*GOAL OF THE EXERCISE*:
Report, as a bare number, how many lines of the material below contain the word "this".

*DATA RECORDS*:
----------------------------------------

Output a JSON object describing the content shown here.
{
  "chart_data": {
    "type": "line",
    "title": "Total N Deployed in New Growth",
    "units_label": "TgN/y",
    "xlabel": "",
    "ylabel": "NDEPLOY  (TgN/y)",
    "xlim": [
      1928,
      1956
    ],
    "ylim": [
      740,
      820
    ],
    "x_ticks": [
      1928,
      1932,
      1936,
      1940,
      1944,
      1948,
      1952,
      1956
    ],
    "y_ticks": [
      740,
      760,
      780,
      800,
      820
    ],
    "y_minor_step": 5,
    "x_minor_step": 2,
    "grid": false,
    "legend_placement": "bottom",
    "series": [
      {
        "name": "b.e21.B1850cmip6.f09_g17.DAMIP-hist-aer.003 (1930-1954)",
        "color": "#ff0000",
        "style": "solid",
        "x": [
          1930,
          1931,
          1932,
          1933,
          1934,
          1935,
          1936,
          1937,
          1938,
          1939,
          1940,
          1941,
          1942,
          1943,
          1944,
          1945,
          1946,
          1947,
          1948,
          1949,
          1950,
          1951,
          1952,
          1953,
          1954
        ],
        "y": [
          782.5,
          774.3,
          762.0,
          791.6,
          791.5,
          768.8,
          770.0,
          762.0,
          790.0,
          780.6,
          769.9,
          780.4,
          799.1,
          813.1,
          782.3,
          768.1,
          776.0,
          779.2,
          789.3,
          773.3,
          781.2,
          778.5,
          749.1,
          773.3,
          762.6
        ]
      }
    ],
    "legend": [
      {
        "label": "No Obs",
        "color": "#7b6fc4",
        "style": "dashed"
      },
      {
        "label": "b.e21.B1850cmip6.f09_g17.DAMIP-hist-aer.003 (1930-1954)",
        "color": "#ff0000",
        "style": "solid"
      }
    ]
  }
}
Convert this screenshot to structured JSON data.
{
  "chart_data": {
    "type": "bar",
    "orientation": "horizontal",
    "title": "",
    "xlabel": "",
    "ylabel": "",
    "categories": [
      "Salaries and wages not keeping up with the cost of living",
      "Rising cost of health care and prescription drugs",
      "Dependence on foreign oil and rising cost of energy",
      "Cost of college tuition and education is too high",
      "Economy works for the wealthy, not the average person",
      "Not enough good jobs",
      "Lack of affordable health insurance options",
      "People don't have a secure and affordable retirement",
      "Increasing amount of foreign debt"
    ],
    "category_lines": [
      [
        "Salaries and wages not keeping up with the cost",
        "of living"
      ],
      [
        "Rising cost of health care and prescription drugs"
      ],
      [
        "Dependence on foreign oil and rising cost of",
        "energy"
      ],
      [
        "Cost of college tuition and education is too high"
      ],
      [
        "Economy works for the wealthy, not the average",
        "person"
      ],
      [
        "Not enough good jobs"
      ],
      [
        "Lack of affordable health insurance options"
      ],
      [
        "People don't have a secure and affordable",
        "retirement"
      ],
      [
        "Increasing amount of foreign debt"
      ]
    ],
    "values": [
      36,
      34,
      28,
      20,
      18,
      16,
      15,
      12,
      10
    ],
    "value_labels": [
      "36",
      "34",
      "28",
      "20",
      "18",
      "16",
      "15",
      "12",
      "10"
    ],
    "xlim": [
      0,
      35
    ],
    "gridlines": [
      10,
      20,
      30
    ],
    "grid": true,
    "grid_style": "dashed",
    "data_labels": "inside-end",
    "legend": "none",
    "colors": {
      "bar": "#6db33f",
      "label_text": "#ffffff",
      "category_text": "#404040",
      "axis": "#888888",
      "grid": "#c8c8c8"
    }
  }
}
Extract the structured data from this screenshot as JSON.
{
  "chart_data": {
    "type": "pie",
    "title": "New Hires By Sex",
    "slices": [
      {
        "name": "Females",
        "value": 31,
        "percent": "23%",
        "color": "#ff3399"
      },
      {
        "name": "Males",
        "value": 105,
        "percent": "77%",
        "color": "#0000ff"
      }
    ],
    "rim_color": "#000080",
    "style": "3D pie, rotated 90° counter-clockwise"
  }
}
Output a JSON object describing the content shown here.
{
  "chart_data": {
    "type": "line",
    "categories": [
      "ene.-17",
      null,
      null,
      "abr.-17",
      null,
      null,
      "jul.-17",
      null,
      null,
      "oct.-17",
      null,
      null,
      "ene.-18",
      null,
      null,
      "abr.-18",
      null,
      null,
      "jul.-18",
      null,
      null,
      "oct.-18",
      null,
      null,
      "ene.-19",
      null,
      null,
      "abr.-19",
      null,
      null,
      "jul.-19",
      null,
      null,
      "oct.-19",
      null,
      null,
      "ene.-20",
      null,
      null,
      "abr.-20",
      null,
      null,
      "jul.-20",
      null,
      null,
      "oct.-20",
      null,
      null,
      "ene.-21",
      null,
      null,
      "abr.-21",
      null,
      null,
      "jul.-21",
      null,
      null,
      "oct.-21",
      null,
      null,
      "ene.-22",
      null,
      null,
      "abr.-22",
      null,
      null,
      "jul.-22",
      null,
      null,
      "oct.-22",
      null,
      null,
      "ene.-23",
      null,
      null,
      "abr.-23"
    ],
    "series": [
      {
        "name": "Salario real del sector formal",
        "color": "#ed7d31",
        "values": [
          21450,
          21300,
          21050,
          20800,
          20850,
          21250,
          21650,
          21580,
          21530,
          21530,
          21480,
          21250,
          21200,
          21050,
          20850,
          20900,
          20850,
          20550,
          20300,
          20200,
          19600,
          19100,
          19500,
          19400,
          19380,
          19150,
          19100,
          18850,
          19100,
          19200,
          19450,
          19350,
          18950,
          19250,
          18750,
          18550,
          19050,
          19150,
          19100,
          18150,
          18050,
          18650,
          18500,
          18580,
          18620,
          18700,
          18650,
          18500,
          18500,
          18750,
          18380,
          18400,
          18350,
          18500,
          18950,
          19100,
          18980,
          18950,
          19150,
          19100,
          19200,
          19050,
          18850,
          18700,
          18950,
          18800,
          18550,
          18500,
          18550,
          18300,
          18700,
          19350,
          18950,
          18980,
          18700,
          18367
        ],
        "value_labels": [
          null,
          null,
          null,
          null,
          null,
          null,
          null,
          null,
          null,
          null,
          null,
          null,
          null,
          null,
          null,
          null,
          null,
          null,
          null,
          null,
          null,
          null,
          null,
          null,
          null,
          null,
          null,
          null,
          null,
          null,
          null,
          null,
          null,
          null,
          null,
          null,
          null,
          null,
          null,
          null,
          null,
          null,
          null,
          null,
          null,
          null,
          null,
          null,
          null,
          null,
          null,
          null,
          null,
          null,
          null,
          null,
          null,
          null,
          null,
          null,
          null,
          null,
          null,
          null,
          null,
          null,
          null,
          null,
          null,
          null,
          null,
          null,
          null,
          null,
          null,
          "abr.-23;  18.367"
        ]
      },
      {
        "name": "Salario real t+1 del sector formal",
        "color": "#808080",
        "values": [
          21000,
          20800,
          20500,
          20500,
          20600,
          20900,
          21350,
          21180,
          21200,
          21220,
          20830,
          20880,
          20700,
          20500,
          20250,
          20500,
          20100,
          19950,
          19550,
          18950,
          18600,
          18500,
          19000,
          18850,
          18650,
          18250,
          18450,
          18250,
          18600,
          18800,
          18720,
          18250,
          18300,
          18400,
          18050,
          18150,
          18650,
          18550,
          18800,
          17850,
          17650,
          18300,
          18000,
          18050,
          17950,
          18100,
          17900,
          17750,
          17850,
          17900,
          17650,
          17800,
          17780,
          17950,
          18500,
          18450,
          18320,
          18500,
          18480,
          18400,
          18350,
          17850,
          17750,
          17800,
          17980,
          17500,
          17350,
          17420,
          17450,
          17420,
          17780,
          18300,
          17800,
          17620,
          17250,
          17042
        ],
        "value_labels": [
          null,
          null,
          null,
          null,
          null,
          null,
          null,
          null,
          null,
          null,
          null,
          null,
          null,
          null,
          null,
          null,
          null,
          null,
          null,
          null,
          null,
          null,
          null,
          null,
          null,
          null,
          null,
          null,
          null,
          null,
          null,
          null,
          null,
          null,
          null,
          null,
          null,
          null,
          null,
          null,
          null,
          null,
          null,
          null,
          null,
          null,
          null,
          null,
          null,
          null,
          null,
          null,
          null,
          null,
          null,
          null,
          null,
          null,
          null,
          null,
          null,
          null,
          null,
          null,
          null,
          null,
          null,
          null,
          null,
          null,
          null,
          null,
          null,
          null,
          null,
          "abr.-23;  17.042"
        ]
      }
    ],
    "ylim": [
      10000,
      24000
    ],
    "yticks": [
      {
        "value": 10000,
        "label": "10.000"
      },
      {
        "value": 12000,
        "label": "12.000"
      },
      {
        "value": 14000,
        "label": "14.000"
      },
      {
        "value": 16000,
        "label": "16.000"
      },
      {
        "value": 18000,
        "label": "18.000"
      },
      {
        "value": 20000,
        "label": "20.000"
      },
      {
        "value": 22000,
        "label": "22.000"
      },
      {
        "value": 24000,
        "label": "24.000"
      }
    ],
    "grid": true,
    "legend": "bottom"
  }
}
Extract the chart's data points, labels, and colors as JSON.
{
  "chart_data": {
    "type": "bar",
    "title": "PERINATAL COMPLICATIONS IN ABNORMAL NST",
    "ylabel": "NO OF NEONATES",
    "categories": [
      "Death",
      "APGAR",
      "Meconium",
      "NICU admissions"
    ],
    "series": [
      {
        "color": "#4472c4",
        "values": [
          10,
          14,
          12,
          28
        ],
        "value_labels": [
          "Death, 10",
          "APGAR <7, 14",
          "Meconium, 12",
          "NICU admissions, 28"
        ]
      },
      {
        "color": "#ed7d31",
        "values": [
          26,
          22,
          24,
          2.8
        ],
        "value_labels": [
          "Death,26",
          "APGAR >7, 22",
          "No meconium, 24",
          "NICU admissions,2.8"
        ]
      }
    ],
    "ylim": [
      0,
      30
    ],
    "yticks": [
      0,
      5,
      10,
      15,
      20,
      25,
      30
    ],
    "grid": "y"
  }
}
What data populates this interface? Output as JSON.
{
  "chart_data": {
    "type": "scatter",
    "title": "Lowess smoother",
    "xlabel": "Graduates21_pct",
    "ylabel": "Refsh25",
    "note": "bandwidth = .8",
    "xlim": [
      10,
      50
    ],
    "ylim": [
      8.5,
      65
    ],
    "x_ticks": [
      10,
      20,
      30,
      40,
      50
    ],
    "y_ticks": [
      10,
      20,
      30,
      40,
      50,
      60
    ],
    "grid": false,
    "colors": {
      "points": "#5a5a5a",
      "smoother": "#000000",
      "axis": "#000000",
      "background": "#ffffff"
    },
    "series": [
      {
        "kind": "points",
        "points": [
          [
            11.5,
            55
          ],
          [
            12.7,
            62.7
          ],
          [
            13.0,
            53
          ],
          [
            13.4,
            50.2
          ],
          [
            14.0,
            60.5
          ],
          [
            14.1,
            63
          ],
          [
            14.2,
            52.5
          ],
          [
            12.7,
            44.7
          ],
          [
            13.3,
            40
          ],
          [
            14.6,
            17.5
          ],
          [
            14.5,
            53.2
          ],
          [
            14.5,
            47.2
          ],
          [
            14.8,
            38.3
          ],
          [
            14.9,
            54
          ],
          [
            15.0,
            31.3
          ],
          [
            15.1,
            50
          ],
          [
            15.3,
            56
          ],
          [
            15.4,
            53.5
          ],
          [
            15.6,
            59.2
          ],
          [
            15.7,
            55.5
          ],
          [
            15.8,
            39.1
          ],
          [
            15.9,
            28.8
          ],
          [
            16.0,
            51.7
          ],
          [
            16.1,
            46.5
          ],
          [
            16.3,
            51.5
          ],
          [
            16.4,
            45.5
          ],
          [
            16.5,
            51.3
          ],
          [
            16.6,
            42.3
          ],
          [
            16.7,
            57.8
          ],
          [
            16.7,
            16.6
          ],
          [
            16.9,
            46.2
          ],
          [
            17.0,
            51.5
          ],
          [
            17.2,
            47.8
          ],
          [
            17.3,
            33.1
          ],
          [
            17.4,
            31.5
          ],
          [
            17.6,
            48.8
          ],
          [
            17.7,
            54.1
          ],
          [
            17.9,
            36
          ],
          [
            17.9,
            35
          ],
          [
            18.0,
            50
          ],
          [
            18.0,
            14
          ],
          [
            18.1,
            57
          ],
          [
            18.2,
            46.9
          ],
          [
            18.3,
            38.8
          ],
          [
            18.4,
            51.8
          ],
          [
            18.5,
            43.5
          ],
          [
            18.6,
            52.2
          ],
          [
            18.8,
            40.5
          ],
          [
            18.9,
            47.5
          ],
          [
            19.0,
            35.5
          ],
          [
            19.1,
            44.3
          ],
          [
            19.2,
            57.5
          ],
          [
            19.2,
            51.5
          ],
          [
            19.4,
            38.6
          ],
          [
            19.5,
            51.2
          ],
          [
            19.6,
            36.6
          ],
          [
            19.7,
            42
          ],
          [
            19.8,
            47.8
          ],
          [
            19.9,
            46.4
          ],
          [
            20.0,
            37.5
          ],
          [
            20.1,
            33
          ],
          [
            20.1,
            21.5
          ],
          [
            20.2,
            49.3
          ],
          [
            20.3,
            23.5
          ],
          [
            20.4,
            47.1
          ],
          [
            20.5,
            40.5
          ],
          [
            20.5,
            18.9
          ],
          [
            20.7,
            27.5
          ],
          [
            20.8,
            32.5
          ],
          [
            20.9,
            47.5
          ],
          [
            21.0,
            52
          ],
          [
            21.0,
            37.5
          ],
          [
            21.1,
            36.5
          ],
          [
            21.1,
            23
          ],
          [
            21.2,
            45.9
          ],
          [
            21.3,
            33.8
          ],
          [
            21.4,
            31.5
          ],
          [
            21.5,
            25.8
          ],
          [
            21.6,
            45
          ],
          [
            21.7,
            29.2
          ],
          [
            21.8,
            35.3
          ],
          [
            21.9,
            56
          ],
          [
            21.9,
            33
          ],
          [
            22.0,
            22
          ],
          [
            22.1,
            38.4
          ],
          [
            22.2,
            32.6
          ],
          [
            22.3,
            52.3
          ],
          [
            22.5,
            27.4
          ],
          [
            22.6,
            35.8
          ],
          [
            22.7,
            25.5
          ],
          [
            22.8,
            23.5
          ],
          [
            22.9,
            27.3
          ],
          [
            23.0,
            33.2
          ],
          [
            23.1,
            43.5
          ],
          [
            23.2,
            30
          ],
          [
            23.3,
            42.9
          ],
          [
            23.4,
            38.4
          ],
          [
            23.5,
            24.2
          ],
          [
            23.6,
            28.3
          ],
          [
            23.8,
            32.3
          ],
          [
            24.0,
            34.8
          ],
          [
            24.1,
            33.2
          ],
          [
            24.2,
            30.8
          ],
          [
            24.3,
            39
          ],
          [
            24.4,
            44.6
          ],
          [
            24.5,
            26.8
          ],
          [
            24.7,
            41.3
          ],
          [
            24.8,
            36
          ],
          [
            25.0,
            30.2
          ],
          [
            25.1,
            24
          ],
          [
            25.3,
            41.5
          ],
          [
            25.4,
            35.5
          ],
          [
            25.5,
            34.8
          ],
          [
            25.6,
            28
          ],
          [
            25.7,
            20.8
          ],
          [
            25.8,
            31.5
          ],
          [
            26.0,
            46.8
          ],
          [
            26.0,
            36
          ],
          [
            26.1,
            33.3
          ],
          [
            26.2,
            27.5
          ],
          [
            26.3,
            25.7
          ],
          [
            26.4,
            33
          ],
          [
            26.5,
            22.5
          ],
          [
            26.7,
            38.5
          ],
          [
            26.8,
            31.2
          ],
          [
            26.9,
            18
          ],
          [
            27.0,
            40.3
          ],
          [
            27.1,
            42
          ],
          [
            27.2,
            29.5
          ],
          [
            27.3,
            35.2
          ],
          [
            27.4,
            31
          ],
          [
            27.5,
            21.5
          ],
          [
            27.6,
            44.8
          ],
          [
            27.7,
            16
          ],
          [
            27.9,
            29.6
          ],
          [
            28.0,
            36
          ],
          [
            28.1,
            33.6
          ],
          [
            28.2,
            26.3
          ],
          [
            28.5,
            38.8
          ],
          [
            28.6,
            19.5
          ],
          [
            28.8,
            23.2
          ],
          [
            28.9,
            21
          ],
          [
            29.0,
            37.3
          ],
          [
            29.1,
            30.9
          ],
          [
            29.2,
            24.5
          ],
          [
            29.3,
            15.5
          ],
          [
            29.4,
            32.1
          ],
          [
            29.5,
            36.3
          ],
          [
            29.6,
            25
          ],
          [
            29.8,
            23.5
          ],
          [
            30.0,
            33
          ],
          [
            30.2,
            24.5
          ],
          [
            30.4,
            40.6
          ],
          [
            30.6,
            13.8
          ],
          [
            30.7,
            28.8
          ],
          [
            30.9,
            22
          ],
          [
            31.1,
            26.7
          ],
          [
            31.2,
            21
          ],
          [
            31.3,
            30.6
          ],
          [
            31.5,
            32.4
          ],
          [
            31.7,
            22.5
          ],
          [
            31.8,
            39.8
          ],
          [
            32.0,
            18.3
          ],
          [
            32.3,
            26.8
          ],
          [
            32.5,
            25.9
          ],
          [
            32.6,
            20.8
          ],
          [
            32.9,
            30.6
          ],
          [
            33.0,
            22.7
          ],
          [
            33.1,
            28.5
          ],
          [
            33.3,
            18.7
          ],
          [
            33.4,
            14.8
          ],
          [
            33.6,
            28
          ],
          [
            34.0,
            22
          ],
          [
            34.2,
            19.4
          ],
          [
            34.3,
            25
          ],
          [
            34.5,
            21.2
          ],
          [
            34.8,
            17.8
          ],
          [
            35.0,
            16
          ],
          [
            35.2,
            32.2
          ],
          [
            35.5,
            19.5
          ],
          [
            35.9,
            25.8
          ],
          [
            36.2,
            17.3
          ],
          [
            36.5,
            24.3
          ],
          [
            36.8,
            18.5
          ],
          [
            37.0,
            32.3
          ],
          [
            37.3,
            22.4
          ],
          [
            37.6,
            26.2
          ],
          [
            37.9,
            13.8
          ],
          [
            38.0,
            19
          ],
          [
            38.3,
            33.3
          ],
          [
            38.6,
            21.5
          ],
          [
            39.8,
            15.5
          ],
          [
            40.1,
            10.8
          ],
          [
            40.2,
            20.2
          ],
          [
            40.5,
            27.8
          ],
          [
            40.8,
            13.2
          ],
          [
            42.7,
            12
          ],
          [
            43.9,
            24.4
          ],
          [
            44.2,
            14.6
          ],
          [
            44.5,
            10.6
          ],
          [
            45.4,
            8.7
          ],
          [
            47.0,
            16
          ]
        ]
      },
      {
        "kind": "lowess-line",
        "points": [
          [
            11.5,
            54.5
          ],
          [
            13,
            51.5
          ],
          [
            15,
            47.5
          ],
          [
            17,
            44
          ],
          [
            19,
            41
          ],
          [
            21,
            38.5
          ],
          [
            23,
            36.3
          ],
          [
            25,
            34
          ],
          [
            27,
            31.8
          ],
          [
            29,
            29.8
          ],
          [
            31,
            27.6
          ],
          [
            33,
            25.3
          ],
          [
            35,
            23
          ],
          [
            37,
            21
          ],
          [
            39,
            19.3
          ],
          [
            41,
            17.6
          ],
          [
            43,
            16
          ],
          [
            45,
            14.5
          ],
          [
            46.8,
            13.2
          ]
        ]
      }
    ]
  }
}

----------------------------------------

*EXERCISE OUTPUT*:
3